Could you quote, exactly as they stand, the lines running from the one with "Type out the text in this image." to the final line of the material?

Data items
───

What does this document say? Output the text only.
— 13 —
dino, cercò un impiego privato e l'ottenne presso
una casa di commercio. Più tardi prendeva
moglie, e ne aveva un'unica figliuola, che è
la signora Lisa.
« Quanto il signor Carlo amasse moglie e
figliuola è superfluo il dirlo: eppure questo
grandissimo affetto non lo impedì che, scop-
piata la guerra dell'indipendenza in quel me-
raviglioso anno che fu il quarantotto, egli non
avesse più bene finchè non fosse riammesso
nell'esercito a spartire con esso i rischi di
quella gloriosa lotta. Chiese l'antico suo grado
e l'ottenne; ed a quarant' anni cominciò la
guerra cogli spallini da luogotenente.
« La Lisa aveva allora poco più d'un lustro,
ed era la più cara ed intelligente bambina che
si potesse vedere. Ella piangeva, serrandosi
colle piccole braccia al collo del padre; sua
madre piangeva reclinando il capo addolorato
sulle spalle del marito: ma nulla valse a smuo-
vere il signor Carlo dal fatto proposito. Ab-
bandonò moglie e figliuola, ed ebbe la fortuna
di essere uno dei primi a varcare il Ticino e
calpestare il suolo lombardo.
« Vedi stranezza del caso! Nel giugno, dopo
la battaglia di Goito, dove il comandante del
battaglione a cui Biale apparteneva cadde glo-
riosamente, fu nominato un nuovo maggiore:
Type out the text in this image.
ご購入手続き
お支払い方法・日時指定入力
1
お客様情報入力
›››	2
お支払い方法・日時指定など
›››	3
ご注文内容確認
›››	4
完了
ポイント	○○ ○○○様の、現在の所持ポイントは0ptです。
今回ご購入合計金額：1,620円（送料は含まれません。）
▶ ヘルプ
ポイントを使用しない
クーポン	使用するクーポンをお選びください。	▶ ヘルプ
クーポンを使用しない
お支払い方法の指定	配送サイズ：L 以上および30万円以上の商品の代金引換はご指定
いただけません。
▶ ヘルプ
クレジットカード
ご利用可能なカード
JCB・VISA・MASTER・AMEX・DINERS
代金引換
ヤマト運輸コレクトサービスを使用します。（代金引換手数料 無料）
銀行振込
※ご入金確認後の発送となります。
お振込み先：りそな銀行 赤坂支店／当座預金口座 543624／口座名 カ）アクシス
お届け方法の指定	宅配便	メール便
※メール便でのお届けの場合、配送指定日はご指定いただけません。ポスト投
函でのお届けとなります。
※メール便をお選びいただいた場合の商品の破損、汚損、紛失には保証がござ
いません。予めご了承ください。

───

• RESULT OF THIS EXERCISE:
Type out the text in this image.
ご購入手続き
お支払い方法・日時指定入力
1
お客様情報入力
›››	2
お支払い方法・日時指定など
›››	3
ご注文内容確認
›››	4
完了
ポイント	○○ ○○○様の、現在の所持ポイントは0ptです。
今回ご購入合計金額：1,620円（送料は含まれません。）
▶ ヘルプ
ポイントを使用しない
クーポン	使用するクーポンをお選びください。	▶ ヘルプ
クーポンを使用しない
お支払い方法の指定	配送サイズ：L 以上および30万円以上の商品の代金引換はご指定
いただけません。
▶ ヘルプ
クレジットカード
ご利用可能なカード
JCB・VISA・MASTER・AMEX・DINERS
代金引換
ヤマト運輸コレクトサービスを使用します。（代金引換手数料 無料）
銀行振込
※ご入金確認後の発送となります。
お振込み先：りそな銀行 赤坂支店／当座預金口座 543624／口座名 カ）アクシス
お届け方法の指定	宅配便	メール便
※メール便でのお届けの場合、配送指定日はご指定いただけません。ポスト投
函でのお届けとなります。
※メール便をお選びいただいた場合の商品の破損、汚損、紛失には保証がござ
いません。予めご了承ください。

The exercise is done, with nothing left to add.